── TRECHO FORNECIDO

Em relação aos custos de transmissão e distribuição, Marcos Rêgo, presidente da ABS (Associação Baiana de Energia Solar Fotovoltaica), chama atenção para as perdas técnicas e não técnicas, que são repassadas para o consumidor.
“Atualmente, falamos de um valor médio de 17% de perdas entre as concessionárias brasileiras, o que é algo bastante significativo. Uma rede com pouca manutenção, com subestações subdimensionadas ou mesmo sucateadas, geram perdas dessa commodity e acabam, portanto, encarecendo os seus custos”, pontua Marcos.
MP 1212/24
A fim de conter os avanços das despesas dos brasileiros com energia elétrica, o governo federal publicou, no último dia 10, a MP 1212/24, para antecipar recursos da Eletrobras (ELET3) e, assim, reduzir as contas de luz e prorrogar subsídios para fontes renováveis de energia.
Os recursos em questão dizem respeito aos que a companhia deve pagar para fundos regionais e para a CDE (Conta de Desenvolvimento Energético), conforme consta na lei que autorizou a privatização da Eletrobras (ELET3).
O que parece ser apenas uma boa notícia, na verdade, tem promovido divergências entre especialistas. Enquanto alguns veem a medida como um alívio temporário para as tarifas, outros consideram que não será suficiente para frear aumentos futuros.
José Carlos explica que, para conseguir a redução das tarifas, espera-se conseguir a quitação de algumas dívidas que oneram as contas, como os R$ 16 bilhões da Conta Covid e os R$ 5,4 bilhões da Conta Escassez Hídrica.

────
── DADOS EXTRAÍDOS

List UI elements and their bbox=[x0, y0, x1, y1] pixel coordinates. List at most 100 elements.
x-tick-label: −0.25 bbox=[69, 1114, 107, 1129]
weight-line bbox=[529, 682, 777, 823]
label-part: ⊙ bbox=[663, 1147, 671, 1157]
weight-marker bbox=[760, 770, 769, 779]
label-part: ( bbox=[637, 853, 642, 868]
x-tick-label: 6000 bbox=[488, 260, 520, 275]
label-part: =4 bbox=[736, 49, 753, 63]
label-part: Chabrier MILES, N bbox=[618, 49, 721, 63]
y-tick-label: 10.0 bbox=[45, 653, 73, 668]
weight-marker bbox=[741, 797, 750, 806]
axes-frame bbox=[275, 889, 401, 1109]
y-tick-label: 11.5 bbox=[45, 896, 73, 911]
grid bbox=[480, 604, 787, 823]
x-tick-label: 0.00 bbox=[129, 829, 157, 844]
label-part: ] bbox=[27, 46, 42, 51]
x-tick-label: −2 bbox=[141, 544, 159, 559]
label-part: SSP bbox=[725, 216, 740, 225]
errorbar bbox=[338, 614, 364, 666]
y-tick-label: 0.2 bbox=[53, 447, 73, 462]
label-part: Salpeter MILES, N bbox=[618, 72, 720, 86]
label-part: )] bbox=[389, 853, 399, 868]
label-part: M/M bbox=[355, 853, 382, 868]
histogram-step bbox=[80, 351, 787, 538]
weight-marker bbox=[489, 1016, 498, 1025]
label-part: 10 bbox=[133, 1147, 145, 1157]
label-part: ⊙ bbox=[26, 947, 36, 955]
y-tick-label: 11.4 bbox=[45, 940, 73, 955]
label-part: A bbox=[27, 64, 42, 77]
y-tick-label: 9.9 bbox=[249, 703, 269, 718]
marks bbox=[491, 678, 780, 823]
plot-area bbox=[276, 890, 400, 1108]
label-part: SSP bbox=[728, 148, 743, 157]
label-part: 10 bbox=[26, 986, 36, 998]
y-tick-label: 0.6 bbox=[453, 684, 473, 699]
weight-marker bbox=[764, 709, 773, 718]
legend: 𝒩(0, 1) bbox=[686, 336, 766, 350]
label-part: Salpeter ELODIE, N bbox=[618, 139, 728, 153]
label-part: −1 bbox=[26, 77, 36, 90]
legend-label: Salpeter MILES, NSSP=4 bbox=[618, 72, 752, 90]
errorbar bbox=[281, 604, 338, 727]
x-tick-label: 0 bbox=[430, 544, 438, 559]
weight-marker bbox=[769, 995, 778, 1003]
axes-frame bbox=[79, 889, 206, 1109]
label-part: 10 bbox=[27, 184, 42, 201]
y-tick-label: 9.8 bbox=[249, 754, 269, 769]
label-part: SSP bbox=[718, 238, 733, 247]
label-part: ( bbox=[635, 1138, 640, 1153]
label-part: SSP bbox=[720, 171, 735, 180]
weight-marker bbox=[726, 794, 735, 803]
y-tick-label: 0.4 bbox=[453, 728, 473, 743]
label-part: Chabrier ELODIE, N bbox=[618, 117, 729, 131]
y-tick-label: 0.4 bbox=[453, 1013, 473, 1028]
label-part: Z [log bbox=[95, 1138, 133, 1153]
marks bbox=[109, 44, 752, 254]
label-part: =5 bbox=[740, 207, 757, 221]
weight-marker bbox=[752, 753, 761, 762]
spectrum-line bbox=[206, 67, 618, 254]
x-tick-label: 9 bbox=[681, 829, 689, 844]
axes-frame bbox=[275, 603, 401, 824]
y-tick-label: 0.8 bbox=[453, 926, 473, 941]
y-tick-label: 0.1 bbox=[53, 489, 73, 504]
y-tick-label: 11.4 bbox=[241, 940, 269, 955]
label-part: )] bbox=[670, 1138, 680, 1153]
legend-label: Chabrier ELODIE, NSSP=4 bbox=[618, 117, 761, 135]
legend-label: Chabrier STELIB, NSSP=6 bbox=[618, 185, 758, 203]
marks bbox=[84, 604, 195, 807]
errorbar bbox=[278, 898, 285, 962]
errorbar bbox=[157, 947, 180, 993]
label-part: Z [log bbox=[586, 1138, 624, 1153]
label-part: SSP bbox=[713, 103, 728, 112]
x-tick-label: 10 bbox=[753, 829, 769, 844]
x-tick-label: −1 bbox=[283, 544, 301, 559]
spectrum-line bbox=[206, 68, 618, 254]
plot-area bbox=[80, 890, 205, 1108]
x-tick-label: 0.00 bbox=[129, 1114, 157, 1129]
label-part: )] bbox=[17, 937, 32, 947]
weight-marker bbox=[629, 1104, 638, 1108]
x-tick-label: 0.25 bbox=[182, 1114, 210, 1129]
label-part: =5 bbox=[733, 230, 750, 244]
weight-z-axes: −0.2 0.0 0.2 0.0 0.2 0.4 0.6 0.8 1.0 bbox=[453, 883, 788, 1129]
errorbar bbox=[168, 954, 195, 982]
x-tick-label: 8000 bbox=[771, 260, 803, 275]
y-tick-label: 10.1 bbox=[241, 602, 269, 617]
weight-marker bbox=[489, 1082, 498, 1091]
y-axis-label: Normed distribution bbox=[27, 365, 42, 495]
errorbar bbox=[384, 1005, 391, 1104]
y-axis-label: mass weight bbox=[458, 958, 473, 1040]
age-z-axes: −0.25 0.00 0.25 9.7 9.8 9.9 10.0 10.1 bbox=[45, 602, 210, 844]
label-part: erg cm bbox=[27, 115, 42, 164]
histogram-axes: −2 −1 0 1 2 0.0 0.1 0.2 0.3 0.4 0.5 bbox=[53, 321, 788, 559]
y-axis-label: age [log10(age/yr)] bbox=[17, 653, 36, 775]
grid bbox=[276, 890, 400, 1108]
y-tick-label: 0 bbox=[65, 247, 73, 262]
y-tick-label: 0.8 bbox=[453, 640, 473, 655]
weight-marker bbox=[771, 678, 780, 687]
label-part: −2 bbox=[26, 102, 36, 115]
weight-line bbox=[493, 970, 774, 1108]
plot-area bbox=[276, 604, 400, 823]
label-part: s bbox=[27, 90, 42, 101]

────

TAREFAS:
1. Extraia do trecho sobre as contas de luz, sem nenhuma alteração, a parte que começa nas palavras "Os recursos em" e termina logo após "da Eletrobras (ELET3).".
2. Responda com base no trecho sobre as contas de luz:
(a) Qual é o valor médio de perdas entre as concessionárias brasileiras?
(b) Em que dia o governo federal publicou a MP 1212/24?
(c) Qual é o valor da dívida da Conta Covid?

RESULTADOS DO EXERCÍCIO:
1.
Os recursos em questão dizem respeito aos que a companhia deve pagar para fundos regionais e para a CDE (Conta de Desenvolvimento Energético), conforme consta na lei que autorizou a privatização da Eletrobras (ELET3).

2.
(a) 17%.
(b) No dia 10.
(c) R$ 16 bilhões.